(Stored entries)
:::
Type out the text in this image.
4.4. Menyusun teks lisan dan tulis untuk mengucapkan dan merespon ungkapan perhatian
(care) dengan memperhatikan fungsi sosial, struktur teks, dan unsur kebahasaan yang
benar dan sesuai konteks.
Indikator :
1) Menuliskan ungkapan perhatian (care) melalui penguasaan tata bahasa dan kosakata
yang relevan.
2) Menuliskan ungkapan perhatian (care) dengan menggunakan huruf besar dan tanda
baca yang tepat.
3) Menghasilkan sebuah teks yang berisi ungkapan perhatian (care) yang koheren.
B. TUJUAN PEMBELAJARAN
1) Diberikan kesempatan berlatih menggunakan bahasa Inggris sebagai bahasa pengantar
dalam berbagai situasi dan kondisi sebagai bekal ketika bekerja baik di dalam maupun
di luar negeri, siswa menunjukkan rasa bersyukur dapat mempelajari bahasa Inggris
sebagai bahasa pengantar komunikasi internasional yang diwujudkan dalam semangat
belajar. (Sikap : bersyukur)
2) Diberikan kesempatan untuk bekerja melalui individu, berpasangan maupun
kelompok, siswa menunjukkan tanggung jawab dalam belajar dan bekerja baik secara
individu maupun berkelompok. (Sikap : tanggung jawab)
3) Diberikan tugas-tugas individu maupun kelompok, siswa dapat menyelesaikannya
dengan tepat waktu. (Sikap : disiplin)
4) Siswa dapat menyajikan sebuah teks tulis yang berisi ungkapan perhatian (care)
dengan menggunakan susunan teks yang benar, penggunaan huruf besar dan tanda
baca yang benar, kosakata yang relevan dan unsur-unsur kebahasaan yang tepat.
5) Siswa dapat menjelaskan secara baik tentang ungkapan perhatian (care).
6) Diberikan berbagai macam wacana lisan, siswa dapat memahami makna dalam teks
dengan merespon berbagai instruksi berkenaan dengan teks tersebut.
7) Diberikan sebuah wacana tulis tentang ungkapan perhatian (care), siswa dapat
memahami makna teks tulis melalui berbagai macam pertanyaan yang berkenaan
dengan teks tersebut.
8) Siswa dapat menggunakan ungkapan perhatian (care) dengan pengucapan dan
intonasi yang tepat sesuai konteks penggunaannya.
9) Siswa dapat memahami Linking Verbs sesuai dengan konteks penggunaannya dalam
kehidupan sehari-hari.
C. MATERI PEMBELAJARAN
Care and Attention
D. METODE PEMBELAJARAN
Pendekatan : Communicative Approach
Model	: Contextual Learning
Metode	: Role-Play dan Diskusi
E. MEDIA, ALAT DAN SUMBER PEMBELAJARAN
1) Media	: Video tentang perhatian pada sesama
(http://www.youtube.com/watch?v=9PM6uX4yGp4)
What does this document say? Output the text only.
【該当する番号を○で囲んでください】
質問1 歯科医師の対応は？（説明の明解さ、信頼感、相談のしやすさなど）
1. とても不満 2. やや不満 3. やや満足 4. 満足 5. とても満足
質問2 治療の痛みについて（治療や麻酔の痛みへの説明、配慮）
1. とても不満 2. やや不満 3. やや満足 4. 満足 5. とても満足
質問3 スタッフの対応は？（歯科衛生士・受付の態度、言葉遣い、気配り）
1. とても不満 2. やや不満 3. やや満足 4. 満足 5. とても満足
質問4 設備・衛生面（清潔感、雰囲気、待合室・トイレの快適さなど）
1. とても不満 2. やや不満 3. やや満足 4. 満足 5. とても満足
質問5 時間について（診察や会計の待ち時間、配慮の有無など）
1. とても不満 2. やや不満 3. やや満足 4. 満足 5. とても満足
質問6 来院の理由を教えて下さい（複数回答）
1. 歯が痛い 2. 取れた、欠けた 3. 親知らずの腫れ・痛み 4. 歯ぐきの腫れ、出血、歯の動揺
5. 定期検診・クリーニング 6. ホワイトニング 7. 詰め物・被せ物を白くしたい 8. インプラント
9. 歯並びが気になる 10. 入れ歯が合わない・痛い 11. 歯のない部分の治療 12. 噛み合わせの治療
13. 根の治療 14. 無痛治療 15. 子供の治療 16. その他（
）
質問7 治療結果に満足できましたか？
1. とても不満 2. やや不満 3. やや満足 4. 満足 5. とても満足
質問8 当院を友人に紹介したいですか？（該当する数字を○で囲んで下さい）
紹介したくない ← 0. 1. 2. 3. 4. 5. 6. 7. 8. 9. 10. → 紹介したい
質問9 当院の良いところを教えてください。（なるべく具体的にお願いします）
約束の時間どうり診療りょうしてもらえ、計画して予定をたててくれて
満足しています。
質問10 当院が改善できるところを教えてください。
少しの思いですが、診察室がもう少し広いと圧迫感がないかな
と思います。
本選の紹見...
:::
▶ **Written request**: Within the data above, pick out all lines holding the word "dengan".

▶ **Exercise answer**:
(care) dengan memperhatikan fungsi sosial, struktur teks, dan unsur kebahasaan yang
2) Menuliskan ungkapan perhatian (care) dengan menggunakan huruf besar dan tanda
dengan tepat waktu. (Sikap : disiplin)
dengan menggunakan susunan teks yang benar, penggunaan huruf besar dan tanda
dengan merespon berbagai instruksi berkenaan dengan teks tersebut.
dengan teks tersebut.
8) Siswa dapat menggunakan ungkapan perhatian (care) dengan pengucapan dan
9) Siswa dapat memahami Linking Verbs sesuai dengan konteks penggunaannya dalam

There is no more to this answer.